**Set exercise:**
Your task is to output the data exactly as it stands.

**Entries shown:**

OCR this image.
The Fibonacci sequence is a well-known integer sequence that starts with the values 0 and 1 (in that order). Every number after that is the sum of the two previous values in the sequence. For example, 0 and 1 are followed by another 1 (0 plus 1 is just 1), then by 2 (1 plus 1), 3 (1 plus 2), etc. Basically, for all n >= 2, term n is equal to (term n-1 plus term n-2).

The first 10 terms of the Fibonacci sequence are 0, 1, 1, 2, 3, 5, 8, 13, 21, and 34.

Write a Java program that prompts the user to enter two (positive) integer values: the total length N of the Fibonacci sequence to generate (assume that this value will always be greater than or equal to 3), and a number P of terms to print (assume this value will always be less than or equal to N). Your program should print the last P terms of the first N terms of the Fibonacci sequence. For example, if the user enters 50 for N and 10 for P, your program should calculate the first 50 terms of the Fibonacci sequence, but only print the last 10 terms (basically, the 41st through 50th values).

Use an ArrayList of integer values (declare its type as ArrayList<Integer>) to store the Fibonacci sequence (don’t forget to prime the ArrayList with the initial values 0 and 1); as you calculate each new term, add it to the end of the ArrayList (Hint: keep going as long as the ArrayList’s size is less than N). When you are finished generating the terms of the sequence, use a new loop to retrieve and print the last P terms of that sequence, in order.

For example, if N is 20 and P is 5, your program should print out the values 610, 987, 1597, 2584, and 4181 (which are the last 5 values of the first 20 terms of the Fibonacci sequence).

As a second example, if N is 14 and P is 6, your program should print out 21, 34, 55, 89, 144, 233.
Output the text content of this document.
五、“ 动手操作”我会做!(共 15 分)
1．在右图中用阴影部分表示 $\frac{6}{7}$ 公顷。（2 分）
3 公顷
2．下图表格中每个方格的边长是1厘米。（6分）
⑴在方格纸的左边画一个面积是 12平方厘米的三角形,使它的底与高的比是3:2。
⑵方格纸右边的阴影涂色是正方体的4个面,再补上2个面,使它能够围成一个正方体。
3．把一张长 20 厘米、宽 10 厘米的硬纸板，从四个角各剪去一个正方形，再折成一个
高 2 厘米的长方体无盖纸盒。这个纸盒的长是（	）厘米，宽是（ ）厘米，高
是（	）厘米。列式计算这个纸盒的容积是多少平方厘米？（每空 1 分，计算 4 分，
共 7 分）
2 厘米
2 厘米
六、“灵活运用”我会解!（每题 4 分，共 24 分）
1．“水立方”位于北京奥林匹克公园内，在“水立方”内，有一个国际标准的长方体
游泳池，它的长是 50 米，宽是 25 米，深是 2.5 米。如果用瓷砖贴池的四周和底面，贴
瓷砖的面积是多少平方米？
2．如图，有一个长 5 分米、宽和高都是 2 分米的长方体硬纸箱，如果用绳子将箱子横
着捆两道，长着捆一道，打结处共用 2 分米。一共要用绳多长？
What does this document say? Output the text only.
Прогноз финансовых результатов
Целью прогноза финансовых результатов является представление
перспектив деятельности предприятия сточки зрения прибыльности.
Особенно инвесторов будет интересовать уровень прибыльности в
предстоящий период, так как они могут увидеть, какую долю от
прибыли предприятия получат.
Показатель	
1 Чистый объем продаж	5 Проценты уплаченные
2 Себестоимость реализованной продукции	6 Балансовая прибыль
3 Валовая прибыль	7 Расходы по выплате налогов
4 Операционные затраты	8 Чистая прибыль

**Final result:**
OCR this image.
The Fibonacci sequence is a well-known integer sequence that starts with the values 0 and 1 (in that order). Every number after that is the sum of the two previous values in the sequence. For example, 0 and 1 are followed by another 1 (0 plus 1 is just 1), then by 2 (1 plus 1), 3 (1 plus 2), etc. Basically, for all n >= 2, term n is equal to (term n-1 plus term n-2).

The first 10 terms of the Fibonacci sequence are 0, 1, 1, 2, 3, 5, 8, 13, 21, and 34.

Write a Java program that prompts the user to enter two (positive) integer values: the total length N of the Fibonacci sequence to generate (assume that this value will always be greater than or equal to 3), and a number P of terms to print (assume this value will always be less than or equal to N). Your program should print the last P terms of the first N terms of the Fibonacci sequence. For example, if the user enters 50 for N and 10 for P, your program should calculate the first 50 terms of the Fibonacci sequence, but only print the last 10 terms (basically, the 41st through 50th values).

Use an ArrayList of integer values (declare its type as ArrayList<Integer>) to store the Fibonacci sequence (don’t forget to prime the ArrayList with the initial values 0 and 1); as you calculate each new term, add it to the end of the ArrayList (Hint: keep going as long as the ArrayList’s size is less than N). When you are finished generating the terms of the sequence, use a new loop to retrieve and print the last P terms of that sequence, in order.

For example, if N is 20 and P is 5, your program should print out the values 610, 987, 1597, 2584, and 4181 (which are the last 5 values of the first 20 terms of the Fibonacci sequence).

As a second example, if N is 14 and P is 6, your program should print out 21, 34, 55, 89, 144, 233.
Output the text content of this document.
五、“ 动手操作”我会做!(共 15 分)
1．在右图中用阴影部分表示 $\frac{6}{7}$ 公顷。（2 分）
3 公顷
2．下图表格中每个方格的边长是1厘米。（6分）
⑴在方格纸的左边画一个面积是 12平方厘米的三角形,使它的底与高的比是3:2。
⑵方格纸右边的阴影涂色是正方体的4个面,再补上2个面,使它能够围成一个正方体。
3．把一张长 20 厘米、宽 10 厘米的硬纸板，从四个角各剪去一个正方形，再折成一个
高 2 厘米的长方体无盖纸盒。这个纸盒的长是（	）厘米，宽是（ ）厘米，高
是（	）厘米。列式计算这个纸盒的容积是多少平方厘米？（每空 1 分，计算 4 分，
共 7 分）
2 厘米
2 厘米
六、“灵活运用”我会解!（每题 4 分，共 24 分）
1．“水立方”位于北京奥林匹克公园内，在“水立方”内，有一个国际标准的长方体
游泳池，它的长是 50 米，宽是 25 米，深是 2.5 米。如果用瓷砖贴池的四周和底面，贴
瓷砖的面积是多少平方米？
2．如图，有一个长 5 分米、宽和高都是 2 分米的长方体硬纸箱，如果用绳子将箱子横
着捆两道，长着捆一道，打结处共用 2 分米。一共要用绳多长？
What does this document say? Output the text only.
Прогноз финансовых результатов
Целью прогноза финансовых результатов является представление
перспектив деятельности предприятия сточки зрения прибыльности.
Особенно инвесторов будет интересовать уровень прибыльности в
предстоящий период, так как они могут увидеть, какую долю от
прибыли предприятия получат.
Показатель	
1 Чистый объем продаж	5 Проценты уплаченные
2 Себестоимость реализованной продукции	6 Балансовая прибыль
3 Валовая прибыль	7 Расходы по выплате налогов
4 Операционные затраты	8 Чистая прибыль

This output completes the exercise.